> _PROBLEM DETAILS_: Of the lines in the listing below, how many hold "masivos"? Answer with the number only.

> _DATA PROVIDED_:
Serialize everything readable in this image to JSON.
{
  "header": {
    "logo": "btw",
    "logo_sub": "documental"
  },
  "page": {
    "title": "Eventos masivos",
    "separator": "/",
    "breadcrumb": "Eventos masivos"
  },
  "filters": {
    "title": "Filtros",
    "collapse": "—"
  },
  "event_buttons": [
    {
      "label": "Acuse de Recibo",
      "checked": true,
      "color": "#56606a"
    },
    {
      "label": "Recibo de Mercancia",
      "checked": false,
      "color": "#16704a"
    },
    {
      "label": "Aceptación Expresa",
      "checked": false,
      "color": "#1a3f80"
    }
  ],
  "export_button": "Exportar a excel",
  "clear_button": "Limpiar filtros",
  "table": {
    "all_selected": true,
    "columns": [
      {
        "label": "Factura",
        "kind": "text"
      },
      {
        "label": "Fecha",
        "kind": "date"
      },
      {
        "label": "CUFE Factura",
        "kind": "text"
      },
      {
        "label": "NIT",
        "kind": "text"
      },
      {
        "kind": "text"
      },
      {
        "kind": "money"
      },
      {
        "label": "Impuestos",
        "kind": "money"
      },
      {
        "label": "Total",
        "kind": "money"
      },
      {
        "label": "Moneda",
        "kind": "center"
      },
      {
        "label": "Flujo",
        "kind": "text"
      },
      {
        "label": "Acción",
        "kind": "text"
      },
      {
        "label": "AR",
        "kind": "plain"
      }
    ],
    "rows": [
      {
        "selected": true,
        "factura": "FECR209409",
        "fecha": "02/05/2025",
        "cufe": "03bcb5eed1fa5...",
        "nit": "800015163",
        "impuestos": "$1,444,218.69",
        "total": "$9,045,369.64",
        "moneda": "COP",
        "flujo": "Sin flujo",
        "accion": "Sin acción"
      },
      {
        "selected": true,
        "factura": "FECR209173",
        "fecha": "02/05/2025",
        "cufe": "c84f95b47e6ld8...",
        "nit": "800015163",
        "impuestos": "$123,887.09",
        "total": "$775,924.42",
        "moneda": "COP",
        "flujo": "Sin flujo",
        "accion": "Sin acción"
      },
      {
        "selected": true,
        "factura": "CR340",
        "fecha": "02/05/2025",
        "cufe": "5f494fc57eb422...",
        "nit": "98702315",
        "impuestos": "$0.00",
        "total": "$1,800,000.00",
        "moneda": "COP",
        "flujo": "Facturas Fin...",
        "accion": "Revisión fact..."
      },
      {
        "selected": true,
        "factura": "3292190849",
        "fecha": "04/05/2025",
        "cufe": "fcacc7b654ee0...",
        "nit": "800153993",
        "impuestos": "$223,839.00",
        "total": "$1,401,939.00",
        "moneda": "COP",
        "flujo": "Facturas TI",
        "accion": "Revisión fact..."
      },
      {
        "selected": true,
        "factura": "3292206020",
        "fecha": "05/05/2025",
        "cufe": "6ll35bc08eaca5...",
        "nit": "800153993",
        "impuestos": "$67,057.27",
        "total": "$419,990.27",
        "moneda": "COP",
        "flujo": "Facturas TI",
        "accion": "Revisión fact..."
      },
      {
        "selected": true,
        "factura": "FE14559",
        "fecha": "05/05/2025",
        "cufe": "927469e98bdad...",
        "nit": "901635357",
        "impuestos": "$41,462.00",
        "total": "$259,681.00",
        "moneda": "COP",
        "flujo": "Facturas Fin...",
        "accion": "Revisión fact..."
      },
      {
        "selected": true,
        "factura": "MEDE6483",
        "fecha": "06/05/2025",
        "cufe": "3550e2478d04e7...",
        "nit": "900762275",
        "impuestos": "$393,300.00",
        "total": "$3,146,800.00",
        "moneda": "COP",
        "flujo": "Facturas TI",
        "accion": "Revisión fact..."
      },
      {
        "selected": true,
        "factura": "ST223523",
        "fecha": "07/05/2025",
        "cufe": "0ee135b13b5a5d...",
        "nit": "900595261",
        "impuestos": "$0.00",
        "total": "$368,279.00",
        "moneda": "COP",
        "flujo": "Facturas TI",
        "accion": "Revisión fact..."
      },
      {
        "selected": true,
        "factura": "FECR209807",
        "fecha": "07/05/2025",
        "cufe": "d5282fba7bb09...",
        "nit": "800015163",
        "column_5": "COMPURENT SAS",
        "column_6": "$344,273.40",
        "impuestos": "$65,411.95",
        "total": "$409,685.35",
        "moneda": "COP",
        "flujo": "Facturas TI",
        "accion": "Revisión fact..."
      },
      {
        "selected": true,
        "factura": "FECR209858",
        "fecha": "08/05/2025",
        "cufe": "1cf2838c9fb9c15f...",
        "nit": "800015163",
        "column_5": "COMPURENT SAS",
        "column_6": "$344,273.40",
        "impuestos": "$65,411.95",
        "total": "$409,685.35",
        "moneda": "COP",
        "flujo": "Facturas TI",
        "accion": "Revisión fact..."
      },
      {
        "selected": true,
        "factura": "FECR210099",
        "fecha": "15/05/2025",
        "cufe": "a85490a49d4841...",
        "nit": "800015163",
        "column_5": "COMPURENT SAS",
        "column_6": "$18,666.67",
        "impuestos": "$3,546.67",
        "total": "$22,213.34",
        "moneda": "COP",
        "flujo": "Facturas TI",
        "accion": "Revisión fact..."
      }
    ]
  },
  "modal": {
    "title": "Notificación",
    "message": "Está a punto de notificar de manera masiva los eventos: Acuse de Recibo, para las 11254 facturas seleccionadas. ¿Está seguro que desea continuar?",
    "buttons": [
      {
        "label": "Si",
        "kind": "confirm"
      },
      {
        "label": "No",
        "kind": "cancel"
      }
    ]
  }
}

> _OUTPUT BELOW_: 2